THE REQUEST —
Could you write out the records below exactly as they appear, leaving out any pictures?

INPUT MATERIAL —
════════

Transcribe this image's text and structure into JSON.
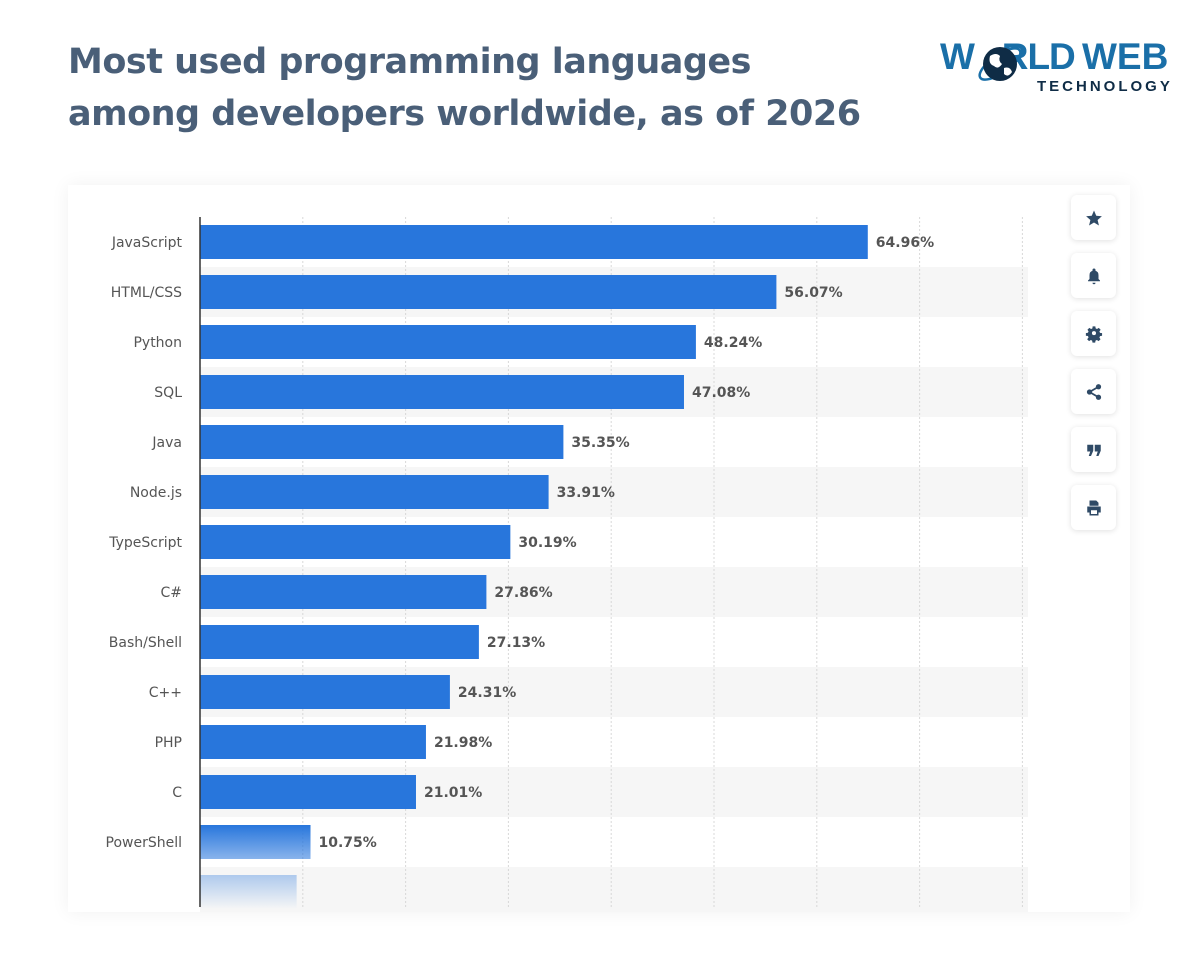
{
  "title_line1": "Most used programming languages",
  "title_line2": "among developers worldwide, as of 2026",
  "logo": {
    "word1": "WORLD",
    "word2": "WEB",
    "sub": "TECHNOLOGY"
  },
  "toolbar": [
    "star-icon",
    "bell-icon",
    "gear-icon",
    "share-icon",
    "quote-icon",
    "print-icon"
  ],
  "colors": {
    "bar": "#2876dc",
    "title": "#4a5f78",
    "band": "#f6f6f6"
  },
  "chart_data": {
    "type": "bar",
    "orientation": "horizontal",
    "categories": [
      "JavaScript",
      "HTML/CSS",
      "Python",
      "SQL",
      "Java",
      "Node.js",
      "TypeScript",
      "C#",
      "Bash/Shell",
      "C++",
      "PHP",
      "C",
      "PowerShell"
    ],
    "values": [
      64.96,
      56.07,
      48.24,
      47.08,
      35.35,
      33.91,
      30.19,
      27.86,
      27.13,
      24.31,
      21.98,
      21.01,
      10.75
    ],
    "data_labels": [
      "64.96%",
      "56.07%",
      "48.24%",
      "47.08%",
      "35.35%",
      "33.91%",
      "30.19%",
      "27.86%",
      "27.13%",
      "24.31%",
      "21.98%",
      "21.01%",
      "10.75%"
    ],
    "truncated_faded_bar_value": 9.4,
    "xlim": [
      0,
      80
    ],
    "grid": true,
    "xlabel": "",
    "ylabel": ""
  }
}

════════

TASK RESULT —
Transcribe this image's text and structure into JSON.
{
  "title_line1": "Most used programming languages",
  "title_line2": "among developers worldwide, as of 2026",
  "logo": {
    "word1": "WORLD",
    "word2": "WEB",
    "sub": "TECHNOLOGY"
  },
  "toolbar": [
    "star-icon",
    "bell-icon",
    "gear-icon",
    "share-icon",
    "quote-icon",
    "print-icon"
  ],
  "colors": {
    "bar": "#2876dc",
    "title": "#4a5f78",
    "band": "#f6f6f6"
  },
  "chart_data": {
    "type": "bar",
    "orientation": "horizontal",
    "categories": [
      "JavaScript",
      "HTML/CSS",
      "Python",
      "SQL",
      "Java",
      "Node.js",
      "TypeScript",
      "C#",
      "Bash/Shell",
      "C++",
      "PHP",
      "C",
      "PowerShell"
    ],
    "values": [
      64.96,
      56.07,
      48.24,
      47.08,
      35.35,
      33.91,
      30.19,
      27.86,
      27.13,
      24.31,
      21.98,
      21.01,
      10.75
    ],
    "data_labels": [
      "64.96%",
      "56.07%",
      "48.24%",
      "47.08%",
      "35.35%",
      "33.91%",
      "30.19%",
      "27.86%",
      "27.13%",
      "24.31%",
      "21.98%",
      "21.01%",
      "10.75%"
    ],
    "truncated_faded_bar_value": 9.4,
    "xlim": [
      0,
      80
    ],
    "grid": true,
    "xlabel": "",
    "ylabel": ""
  }
}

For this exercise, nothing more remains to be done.